- **Extrait du texte**
La jurisprudence francophone des Cours suprêmes


recherche avancée

27/05/2016 | FRANCE | N°15PA01329

France | France, Cour administrative d'appel de Paris, 7ème chambre, 27 mai 2016, 15PA01329


Vu la procédure suivante :

Procédure contentieuse antérieure :

Mme F...D...C...a demandé au Tribunal administratif de Melun la décharge des cotisations supplémentaires d'impôt sur le revenu et de contributions sociales qui lui ont été assignées au titre de l'année 2007, ainsi que la décharge des pénalités correspondantes.

Par un jugement n° 1305912 du 5 février 2015, le Tribunal administratif de Melun a rejeté la requête de Mme D...C....

Procédure devant la Cour :

Par une requête enregistrée le 31 mars 2015 et un mémoire complémentaire

enregistré le

6 août 2015, Mme D...C..., représentée par MeA..., demande à la Cour :

1°) d'annule...

Vu la procédure suivante :

Procédure contentieuse antérieure :

Mme F...D...C...a demandé au Tribunal administratif de Melun la décharge des cotisations supplémentaires d'impôt sur le revenu et de contributions sociales qui lui ont été assignées au titre de l'année 2007, ainsi que la décharge des pénalités correspondantes.

Par un jugement n° 1305912 du 5 février 2015, le Tribunal administratif de Melun a rejeté la requête de Mme D...C....

Procédure devant la Cour :

Par une requête enregistrée le 31 mars 2015 et un mémoire complémentaire enregistré le

6 août 2015, Mme D...C..., représentée par MeA..., demande à la Cour :

1°) d'annuler le jugement n° 1305912 du 5 février 2015 du Tribunal administratif de Melun ;

2°) de prononcer la décharge des impositions supplémentaires auxquelles elle a été assujettie et des pénalités correspondantes ;

3°) de mettre à la charge de l'Etat le versement d'une somme de 6 000 euros sur le fondement de l'article L. 761-1 du code de justice administrative et d'une somme de 6 000 euros au titre des " frais exposés ".

- **Lignes de données**
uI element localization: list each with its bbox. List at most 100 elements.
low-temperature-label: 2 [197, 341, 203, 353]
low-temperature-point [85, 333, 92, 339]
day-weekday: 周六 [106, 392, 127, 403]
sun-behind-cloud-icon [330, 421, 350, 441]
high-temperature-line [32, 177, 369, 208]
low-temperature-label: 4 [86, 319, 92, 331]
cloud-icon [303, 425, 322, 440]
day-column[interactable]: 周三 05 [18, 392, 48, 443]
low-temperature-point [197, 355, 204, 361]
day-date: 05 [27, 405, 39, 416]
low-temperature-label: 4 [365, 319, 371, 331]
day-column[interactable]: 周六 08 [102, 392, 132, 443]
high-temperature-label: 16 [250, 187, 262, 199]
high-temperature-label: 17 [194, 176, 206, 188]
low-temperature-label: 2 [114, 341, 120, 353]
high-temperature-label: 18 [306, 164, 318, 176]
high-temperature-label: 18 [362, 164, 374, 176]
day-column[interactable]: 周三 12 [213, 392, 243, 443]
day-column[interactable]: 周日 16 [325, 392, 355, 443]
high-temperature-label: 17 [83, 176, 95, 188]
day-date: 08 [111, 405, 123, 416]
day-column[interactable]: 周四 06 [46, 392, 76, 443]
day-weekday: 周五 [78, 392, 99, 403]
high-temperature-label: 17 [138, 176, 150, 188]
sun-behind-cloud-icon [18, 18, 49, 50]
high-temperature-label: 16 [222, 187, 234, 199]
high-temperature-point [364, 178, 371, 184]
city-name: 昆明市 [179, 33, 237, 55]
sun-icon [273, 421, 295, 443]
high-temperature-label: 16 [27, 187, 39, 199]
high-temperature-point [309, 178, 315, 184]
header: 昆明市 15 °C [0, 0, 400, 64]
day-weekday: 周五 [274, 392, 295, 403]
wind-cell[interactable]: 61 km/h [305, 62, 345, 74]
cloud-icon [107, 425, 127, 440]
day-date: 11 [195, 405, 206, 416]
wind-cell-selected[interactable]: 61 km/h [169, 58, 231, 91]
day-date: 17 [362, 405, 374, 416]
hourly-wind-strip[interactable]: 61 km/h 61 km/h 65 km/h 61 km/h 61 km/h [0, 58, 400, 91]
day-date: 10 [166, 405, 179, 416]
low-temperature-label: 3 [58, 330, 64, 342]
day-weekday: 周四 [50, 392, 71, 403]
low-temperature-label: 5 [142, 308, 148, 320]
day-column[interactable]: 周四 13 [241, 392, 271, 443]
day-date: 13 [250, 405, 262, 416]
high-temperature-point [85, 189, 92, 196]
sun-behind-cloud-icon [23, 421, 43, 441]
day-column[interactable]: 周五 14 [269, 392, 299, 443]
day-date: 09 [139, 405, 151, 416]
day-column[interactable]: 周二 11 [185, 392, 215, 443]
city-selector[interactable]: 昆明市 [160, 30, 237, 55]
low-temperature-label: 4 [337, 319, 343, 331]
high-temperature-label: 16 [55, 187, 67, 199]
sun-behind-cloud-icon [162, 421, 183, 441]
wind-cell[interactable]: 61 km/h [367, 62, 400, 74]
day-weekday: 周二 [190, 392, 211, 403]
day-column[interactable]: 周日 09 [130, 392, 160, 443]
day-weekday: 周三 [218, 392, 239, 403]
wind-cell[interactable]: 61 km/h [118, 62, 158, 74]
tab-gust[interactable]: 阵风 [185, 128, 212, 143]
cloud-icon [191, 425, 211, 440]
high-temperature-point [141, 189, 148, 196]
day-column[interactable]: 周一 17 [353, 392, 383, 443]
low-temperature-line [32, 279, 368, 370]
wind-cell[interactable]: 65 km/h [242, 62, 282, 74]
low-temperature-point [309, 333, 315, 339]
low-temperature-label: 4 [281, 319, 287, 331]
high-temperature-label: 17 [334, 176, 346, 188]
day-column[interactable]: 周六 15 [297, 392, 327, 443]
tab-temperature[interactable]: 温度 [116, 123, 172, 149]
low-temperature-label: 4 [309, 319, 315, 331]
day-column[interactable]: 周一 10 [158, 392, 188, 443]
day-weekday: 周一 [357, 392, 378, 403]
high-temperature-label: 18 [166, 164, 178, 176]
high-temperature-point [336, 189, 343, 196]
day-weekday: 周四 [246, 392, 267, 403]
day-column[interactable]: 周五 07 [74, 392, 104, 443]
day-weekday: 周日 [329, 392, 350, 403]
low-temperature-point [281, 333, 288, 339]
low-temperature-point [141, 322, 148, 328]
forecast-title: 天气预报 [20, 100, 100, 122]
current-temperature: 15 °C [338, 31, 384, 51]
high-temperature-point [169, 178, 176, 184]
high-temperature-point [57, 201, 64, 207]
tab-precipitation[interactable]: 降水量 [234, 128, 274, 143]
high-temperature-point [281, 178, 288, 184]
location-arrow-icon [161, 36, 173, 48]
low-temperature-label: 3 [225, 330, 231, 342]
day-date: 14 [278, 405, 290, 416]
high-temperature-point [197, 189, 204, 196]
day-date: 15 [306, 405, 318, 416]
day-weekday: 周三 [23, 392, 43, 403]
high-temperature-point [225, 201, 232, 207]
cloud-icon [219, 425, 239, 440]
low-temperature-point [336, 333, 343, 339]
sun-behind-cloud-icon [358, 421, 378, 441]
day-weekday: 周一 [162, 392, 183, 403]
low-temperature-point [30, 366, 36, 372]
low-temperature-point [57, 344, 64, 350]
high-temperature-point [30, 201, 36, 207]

- **Les consignes**
a – Répondez à ces questions sur la décision de justice :
(i) Quel tribunal a rendu le jugement n° 1305912 ?
(ii) À quelle date la requête devant la Cour a-t-elle été enregistrée ?
(iii) Quelle somme est demandée sur le fondement de l'article L. 761-1 du code de justice administrative ?
b – Mettez en liste numérotée tout ce qui va du début des entrées jusqu'à la ligne qui contient "day-column[interactable]: 周三 05", cette ligne comprise, sans les lignes vides.

- **Les réponses**
a –
(i) Le Tribunal administratif de Melun.
(ii) Le 31 mars 2015.
(iii) 6 000 euros.

b –
1. uI element localization: list each with its bbox. List at most 100 elements.
2. low-temperature-label: 2 [197, 341, 203, 353]
3. low-temperature-point [85, 333, 92, 339]
4. day-weekday: 周六 [106, 392, 127, 403]
5. sun-behind-cloud-icon [330, 421, 350, 441]
6. high-temperature-line [32, 177, 369, 208]
7. low-temperature-label: 4 [86, 319, 92, 331]
8. cloud-icon [303, 425, 322, 440]
9. day-column[interactable]: 周三 05 [18, 392, 48, 443]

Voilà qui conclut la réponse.